GOAL: Determine how many lines include "center". Give the number and nothing else.
** START OF DATA RECORDS **
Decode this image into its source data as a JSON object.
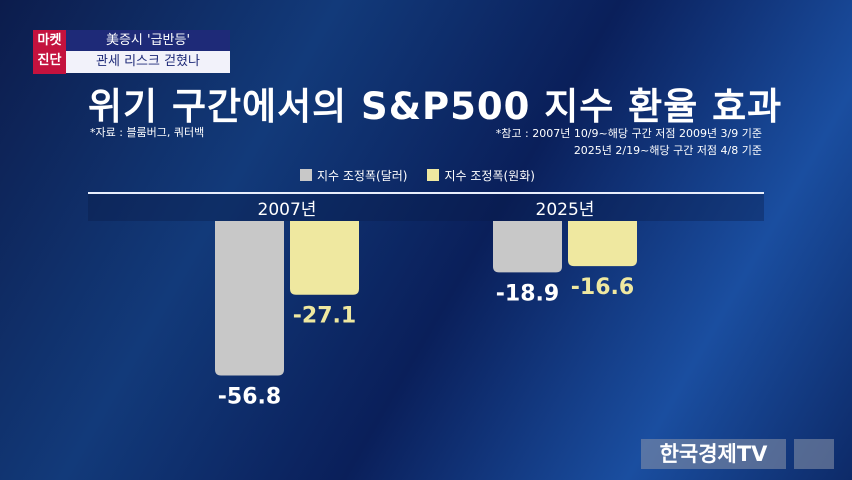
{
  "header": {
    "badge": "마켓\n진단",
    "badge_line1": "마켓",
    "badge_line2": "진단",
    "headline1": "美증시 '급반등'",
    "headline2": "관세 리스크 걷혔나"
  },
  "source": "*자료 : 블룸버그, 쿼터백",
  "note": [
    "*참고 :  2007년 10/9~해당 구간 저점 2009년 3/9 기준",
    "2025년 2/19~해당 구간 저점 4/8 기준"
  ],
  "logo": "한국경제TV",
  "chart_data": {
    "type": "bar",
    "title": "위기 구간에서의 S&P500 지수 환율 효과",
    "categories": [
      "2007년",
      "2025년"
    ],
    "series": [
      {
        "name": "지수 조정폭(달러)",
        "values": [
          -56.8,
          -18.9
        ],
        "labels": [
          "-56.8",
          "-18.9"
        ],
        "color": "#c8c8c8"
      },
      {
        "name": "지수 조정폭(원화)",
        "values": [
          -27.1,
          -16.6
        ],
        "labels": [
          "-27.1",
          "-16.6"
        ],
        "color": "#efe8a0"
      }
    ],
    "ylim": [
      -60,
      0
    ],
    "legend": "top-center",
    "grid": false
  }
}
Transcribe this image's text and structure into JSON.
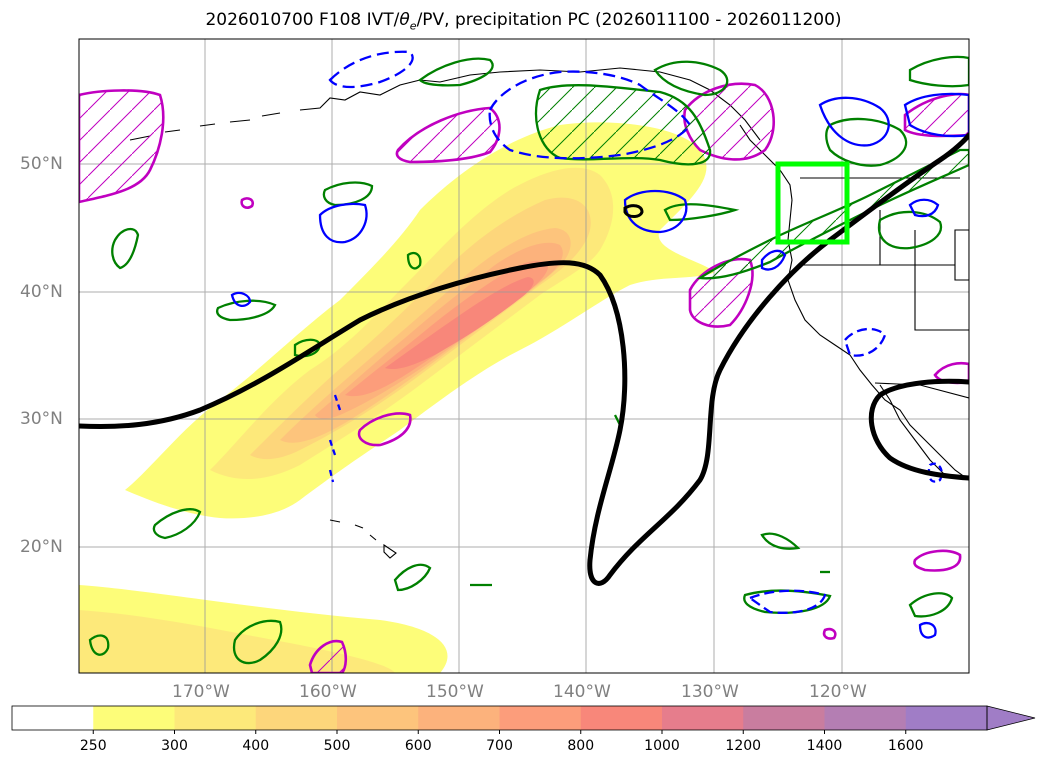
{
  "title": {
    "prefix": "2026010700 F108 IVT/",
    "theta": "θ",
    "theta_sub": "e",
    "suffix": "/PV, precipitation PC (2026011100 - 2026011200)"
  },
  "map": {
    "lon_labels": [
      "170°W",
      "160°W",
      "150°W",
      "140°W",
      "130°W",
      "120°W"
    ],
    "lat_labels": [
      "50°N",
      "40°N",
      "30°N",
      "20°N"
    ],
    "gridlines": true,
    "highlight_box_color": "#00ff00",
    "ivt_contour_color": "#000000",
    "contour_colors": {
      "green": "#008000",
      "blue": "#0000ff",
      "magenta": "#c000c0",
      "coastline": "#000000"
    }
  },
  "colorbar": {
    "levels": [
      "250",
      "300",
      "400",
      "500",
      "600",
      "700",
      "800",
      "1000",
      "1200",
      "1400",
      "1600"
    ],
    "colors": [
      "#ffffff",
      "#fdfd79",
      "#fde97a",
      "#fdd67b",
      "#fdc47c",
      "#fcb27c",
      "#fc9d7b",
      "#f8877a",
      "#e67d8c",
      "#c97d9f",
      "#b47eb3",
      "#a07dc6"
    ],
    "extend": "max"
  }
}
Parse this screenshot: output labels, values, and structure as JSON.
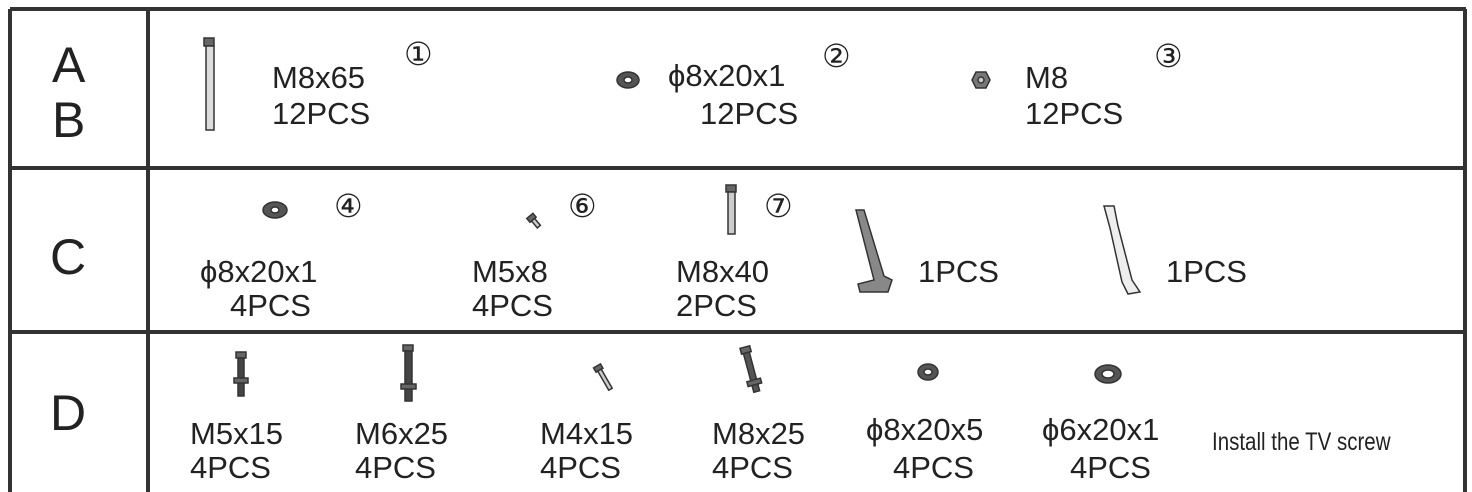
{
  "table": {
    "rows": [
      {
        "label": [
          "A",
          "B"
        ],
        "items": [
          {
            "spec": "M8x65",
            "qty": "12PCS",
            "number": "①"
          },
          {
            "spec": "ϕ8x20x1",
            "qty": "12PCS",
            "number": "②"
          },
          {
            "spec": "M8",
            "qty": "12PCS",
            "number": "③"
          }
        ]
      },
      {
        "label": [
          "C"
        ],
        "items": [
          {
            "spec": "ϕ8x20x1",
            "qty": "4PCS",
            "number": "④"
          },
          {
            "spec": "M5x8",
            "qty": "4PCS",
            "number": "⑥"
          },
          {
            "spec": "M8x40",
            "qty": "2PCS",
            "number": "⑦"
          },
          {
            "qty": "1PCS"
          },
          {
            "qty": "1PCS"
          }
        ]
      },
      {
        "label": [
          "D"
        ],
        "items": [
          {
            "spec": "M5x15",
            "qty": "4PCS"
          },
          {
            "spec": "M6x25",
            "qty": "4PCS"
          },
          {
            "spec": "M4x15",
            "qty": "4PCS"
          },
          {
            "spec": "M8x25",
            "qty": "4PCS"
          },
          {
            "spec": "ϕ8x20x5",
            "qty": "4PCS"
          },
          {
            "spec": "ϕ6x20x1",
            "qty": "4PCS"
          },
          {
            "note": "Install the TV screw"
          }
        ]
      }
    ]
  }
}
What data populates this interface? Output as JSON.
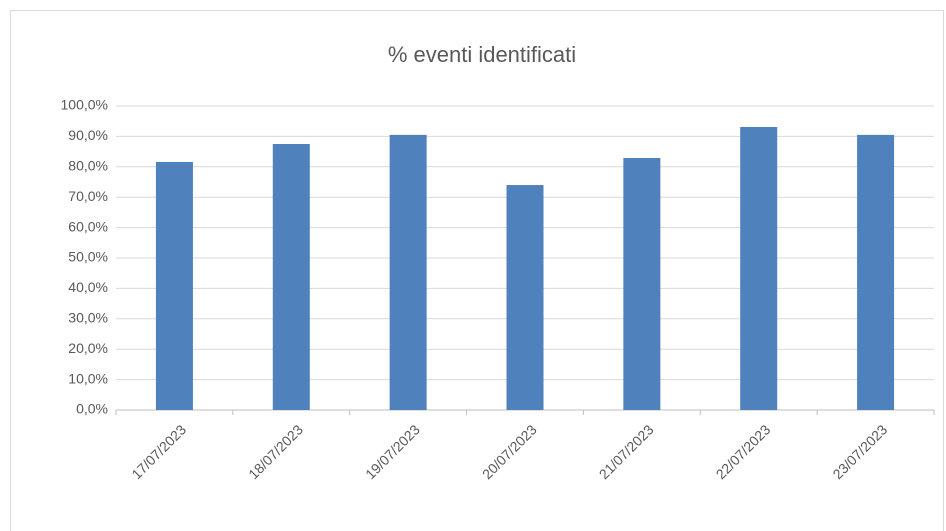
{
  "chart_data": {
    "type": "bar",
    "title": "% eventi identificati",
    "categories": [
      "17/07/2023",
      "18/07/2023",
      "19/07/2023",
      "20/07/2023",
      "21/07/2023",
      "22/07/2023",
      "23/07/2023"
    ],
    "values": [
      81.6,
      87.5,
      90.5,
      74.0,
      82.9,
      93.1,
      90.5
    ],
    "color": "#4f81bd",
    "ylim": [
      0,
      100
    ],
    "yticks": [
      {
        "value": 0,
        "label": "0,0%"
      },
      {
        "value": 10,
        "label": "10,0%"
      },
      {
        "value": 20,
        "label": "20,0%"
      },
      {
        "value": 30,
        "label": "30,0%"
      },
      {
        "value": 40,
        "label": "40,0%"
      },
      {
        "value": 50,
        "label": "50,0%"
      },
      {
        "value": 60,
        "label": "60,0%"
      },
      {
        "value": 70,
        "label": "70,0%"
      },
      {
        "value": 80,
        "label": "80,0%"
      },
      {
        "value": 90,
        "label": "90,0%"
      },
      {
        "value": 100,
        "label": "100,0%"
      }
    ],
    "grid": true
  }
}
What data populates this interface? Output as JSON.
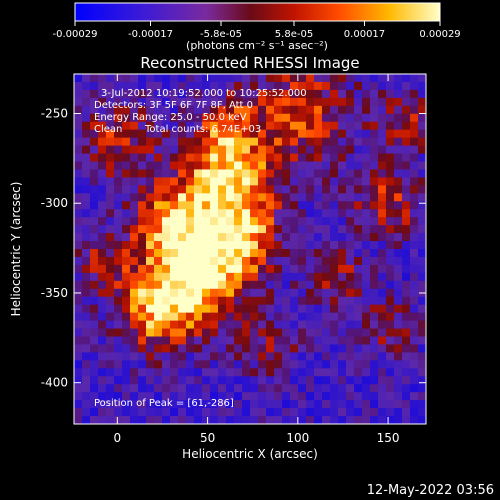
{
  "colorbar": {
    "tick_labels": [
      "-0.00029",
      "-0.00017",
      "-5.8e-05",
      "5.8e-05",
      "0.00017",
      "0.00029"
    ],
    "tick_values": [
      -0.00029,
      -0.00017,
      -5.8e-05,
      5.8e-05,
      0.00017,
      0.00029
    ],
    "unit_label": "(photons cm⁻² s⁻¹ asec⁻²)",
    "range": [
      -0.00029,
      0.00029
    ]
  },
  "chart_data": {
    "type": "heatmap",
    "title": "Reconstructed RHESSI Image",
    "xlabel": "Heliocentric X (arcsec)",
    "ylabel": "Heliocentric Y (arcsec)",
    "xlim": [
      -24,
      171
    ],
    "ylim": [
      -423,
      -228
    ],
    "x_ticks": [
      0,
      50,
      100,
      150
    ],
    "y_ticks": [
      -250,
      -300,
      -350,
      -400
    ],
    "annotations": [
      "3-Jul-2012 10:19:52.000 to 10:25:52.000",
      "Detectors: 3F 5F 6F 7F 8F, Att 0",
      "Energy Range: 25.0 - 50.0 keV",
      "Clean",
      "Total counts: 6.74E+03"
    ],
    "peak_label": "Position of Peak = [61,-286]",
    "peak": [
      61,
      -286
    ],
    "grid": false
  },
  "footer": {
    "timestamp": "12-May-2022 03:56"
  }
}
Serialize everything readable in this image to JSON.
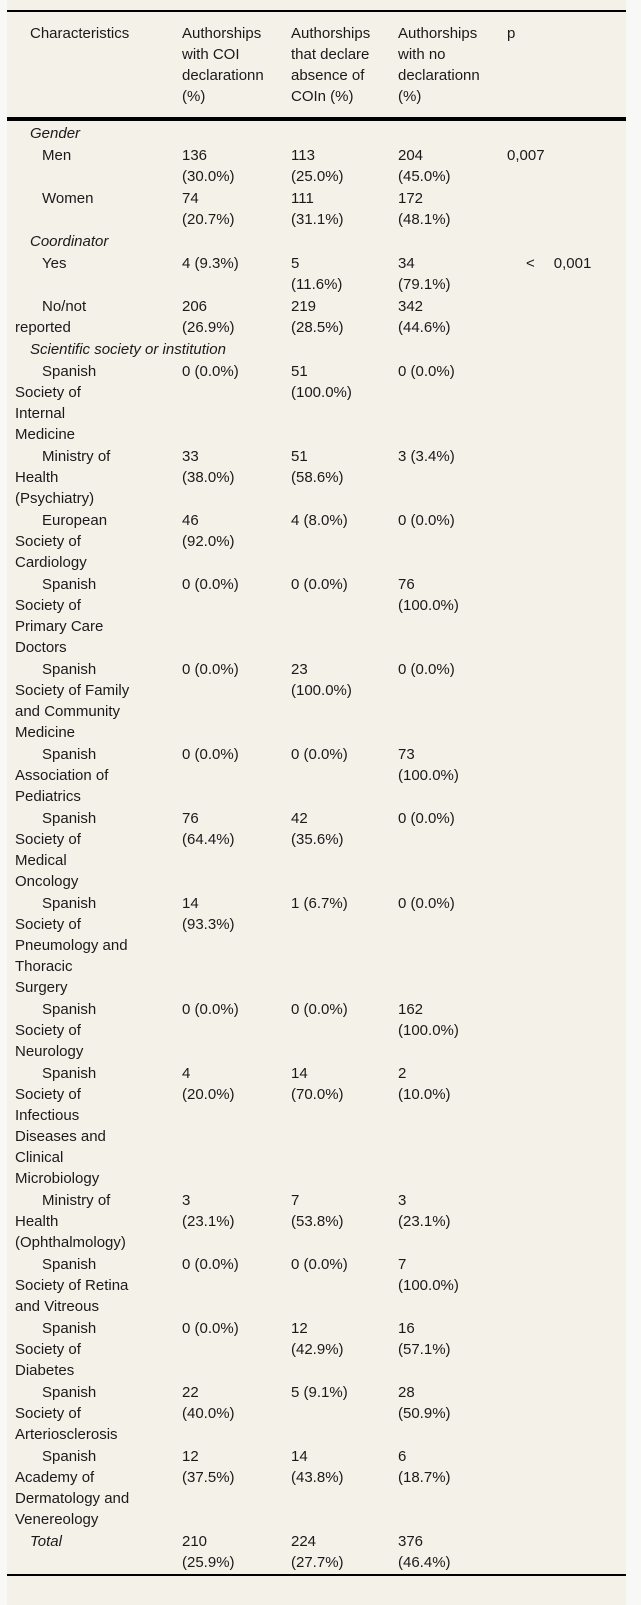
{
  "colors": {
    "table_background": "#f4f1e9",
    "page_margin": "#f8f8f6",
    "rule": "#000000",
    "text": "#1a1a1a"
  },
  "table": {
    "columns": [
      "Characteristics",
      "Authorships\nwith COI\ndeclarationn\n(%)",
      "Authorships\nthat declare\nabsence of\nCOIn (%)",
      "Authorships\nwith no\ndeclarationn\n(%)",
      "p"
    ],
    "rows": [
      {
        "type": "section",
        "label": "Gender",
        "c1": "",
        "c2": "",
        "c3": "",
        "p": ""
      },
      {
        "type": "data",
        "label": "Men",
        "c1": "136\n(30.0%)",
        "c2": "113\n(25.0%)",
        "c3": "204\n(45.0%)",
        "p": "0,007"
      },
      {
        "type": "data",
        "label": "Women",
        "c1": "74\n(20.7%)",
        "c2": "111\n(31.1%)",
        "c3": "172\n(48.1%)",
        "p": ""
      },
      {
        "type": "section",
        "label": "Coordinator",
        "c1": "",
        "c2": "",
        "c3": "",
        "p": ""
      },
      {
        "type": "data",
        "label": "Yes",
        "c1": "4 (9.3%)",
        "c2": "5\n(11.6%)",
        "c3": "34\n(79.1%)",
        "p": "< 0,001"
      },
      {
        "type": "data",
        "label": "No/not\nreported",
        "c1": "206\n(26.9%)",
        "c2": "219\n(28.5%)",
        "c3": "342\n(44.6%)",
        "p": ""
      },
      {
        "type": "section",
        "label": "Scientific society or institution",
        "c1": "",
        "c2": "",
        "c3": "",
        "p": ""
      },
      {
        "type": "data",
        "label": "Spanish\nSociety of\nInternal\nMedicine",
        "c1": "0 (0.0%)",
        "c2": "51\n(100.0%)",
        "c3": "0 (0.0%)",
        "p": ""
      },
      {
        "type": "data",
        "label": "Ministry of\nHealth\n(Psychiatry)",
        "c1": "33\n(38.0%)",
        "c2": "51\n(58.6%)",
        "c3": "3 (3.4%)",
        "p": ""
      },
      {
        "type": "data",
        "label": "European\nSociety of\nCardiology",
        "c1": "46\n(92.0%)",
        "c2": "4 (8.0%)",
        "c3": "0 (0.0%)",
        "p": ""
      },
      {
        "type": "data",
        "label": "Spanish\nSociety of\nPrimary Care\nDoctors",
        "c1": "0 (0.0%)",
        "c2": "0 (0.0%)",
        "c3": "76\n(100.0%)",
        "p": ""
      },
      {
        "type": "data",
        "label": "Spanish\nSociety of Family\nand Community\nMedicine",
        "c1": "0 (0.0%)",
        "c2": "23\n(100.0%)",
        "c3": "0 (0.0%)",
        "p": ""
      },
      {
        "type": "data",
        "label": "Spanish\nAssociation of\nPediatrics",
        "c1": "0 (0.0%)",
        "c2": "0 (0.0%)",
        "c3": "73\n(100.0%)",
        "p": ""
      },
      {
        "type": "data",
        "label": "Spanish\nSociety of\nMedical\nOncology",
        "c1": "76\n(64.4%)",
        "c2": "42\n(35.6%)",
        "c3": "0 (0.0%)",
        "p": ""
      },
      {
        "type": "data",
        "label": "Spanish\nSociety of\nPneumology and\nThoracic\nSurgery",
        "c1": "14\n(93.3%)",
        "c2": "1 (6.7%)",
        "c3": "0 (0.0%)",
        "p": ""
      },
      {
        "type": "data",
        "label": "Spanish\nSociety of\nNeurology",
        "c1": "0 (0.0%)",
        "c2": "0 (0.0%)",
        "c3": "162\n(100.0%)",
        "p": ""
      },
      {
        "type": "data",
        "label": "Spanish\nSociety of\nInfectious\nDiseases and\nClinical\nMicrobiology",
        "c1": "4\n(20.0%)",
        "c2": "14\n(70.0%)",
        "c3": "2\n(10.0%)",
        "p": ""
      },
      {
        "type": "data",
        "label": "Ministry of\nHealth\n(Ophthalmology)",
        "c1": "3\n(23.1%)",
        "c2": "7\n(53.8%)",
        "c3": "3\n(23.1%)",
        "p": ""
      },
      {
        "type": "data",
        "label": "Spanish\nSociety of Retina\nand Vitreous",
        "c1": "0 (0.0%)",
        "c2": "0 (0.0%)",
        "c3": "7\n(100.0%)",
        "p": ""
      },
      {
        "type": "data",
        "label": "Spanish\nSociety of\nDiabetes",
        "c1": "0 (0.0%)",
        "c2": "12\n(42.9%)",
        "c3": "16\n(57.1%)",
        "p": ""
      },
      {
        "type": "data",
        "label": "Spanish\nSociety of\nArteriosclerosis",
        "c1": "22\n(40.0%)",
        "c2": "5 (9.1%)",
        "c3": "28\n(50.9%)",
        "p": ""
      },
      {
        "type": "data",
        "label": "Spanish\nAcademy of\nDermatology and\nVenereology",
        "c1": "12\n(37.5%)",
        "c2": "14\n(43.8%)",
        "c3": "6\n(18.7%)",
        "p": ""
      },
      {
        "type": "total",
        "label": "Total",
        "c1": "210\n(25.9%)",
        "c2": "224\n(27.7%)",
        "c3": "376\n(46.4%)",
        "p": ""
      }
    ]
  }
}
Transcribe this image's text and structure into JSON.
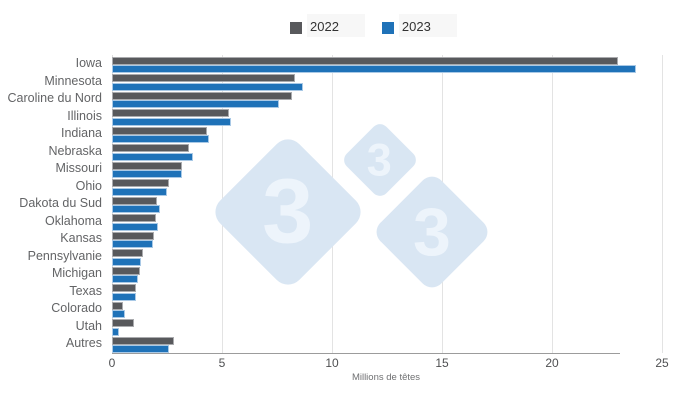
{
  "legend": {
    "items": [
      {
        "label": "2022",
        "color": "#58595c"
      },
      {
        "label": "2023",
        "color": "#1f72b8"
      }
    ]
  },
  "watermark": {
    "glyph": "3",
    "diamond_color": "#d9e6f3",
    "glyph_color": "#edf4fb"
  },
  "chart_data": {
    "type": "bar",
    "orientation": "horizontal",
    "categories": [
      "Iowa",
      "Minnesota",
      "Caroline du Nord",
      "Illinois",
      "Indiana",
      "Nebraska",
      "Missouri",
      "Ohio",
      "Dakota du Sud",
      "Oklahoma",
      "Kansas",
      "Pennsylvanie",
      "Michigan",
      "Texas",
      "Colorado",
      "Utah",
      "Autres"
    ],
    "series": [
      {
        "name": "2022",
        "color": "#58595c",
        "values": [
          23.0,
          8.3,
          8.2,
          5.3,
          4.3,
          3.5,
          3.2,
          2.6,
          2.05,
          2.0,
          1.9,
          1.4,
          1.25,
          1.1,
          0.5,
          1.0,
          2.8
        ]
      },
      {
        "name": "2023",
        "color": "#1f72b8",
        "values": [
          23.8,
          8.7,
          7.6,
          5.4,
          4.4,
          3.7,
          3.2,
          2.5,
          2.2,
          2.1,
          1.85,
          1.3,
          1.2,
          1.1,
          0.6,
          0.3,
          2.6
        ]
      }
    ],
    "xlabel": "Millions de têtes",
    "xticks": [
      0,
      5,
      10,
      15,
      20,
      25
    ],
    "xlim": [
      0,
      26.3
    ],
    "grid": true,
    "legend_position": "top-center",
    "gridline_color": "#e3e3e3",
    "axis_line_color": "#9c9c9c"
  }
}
** END OF DATA RECORDS **
SOLUTION: 2